=== OBJECTIVE ===
Begin at the line that has "Enumerate the UI" and stop after the line that has "table-cell: 0 xyxy=(356,570,498,591)". Write those lines out again, swapping "bounding boxes" for "box coordinates" and changing nothing else.
== TASK INPUTS
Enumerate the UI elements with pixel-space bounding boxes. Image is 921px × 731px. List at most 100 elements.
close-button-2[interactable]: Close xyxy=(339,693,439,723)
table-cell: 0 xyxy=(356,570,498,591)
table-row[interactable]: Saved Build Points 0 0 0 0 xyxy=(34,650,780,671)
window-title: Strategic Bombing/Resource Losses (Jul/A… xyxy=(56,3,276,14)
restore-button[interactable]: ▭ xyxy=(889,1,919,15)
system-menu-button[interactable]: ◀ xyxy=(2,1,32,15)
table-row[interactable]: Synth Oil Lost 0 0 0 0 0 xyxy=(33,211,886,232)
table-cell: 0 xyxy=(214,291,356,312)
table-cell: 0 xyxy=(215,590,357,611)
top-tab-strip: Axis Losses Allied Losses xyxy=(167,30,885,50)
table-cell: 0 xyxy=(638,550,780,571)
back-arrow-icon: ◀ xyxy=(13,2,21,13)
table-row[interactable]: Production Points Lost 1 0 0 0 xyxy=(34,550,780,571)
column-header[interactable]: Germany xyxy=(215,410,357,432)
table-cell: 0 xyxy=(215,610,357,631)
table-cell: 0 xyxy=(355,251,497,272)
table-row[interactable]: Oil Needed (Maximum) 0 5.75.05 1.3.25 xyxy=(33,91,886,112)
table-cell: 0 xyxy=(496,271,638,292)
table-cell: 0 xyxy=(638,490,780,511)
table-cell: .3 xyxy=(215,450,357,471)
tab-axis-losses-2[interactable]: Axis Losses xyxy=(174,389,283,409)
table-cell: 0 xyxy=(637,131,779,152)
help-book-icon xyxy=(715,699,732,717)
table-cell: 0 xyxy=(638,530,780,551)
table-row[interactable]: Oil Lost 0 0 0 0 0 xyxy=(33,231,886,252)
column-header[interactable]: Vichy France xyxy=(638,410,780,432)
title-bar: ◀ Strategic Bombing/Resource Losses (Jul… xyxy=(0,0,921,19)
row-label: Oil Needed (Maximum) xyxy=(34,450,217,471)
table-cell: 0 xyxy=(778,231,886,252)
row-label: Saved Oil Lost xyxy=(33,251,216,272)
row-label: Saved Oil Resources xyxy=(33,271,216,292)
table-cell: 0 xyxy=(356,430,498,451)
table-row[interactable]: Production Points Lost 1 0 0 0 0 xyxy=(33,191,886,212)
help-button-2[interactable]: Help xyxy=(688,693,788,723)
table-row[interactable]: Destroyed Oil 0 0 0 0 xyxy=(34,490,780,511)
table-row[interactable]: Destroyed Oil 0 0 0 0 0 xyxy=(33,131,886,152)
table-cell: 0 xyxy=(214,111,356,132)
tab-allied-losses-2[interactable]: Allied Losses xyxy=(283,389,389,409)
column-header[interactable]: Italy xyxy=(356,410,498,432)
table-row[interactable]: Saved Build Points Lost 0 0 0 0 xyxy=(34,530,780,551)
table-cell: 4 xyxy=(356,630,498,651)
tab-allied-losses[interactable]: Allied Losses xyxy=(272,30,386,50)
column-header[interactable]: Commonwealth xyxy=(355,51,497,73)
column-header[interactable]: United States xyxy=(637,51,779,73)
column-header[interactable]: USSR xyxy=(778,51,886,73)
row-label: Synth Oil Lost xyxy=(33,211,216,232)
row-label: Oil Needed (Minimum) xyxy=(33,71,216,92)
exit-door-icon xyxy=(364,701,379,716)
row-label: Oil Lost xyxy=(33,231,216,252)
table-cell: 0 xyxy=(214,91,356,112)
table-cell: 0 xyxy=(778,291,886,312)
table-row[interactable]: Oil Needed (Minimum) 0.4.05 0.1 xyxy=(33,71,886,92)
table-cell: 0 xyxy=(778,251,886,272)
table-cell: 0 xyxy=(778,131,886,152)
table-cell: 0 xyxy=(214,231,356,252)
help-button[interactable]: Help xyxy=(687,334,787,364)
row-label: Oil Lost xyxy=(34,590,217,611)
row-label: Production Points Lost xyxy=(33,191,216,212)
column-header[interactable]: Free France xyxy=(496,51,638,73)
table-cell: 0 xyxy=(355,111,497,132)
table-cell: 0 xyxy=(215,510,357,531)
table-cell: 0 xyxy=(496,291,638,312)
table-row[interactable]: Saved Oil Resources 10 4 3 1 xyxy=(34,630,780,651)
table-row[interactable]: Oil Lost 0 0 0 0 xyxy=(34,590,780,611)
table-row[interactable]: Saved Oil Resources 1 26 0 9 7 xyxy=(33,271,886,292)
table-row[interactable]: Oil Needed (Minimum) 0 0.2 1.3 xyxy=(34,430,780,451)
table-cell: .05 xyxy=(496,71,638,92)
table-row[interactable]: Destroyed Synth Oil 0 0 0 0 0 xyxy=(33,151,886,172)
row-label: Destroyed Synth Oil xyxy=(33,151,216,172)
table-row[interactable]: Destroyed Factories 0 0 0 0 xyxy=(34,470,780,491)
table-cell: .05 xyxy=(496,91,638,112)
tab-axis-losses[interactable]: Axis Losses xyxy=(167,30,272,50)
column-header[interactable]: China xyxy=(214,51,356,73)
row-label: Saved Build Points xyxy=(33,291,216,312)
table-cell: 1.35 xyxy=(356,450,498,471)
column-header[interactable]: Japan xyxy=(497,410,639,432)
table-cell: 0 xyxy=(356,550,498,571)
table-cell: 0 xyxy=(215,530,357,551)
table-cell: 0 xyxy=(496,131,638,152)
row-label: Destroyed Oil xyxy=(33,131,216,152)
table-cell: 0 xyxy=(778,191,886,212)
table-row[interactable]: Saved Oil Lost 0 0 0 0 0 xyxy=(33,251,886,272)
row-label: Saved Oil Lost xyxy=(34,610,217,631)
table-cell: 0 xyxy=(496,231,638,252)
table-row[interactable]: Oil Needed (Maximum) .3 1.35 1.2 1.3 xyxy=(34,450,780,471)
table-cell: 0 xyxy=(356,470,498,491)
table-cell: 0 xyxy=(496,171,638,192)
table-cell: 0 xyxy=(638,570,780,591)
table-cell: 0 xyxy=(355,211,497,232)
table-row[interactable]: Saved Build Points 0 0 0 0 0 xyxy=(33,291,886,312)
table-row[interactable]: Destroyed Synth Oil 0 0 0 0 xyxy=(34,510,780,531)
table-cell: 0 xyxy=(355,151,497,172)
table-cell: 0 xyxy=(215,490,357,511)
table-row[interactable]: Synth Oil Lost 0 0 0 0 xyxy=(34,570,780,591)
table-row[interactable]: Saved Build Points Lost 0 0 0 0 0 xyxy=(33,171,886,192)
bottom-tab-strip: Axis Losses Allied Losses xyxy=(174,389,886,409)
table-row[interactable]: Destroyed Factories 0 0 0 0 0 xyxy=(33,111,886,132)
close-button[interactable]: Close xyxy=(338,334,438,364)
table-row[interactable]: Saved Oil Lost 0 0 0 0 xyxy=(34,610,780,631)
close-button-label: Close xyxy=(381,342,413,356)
====
== TASK INPUTS
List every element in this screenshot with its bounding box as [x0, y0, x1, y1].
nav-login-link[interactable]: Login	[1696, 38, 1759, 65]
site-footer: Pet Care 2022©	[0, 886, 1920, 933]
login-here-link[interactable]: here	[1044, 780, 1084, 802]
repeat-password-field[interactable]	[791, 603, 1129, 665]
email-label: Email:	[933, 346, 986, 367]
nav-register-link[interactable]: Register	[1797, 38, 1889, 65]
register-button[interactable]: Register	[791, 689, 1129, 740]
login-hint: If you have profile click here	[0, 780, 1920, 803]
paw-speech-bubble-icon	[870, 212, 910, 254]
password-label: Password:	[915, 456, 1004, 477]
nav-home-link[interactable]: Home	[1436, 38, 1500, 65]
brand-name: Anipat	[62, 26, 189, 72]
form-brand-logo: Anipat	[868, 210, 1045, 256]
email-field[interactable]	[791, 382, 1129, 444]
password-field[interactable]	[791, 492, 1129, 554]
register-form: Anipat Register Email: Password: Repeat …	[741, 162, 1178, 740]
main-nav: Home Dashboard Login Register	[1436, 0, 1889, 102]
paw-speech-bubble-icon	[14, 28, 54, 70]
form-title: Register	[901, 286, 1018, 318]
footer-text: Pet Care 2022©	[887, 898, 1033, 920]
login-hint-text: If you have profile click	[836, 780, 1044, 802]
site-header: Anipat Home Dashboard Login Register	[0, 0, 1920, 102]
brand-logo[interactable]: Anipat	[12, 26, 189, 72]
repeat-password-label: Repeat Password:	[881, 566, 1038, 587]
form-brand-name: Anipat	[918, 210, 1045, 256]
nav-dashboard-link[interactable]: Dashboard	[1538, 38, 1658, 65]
====
=== CORRECT RESULT ===
Enumerate the UI elements with pixel-space box coordinates. Image is 921px × 731px. List at most 100 elements.
close-button-2[interactable]: Close xyxy=(339,693,439,723)
table-cell: 0 xyxy=(356,570,498,591)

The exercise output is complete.